WRITTEN INSTRUCTION: Compile every line that includes the word "他人に迷惑をかけることへの意識".

Records about charts and figures:
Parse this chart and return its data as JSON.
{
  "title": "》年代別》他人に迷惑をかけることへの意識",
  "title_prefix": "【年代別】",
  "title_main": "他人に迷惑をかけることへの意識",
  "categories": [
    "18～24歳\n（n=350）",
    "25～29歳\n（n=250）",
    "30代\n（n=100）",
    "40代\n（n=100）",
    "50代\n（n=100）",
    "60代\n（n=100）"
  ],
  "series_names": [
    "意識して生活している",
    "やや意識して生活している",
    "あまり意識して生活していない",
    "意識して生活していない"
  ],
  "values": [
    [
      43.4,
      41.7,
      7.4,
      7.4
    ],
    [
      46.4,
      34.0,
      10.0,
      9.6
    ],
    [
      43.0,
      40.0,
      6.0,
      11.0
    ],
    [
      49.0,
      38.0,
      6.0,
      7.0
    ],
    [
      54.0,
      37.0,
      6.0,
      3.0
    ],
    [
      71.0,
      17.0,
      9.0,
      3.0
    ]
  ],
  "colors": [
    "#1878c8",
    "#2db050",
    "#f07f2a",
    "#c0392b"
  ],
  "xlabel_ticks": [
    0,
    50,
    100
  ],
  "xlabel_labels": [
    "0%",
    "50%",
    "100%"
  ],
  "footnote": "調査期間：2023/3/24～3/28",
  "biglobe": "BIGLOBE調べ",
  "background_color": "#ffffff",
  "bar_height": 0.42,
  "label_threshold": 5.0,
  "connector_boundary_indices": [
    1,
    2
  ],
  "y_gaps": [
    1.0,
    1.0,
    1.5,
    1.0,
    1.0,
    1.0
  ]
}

OUTPUT OF THE TASK:
  "title": "》年代別》他人に迷惑をかけることへの意識",
  "title_main": "他人に迷惑をかけることへの意識",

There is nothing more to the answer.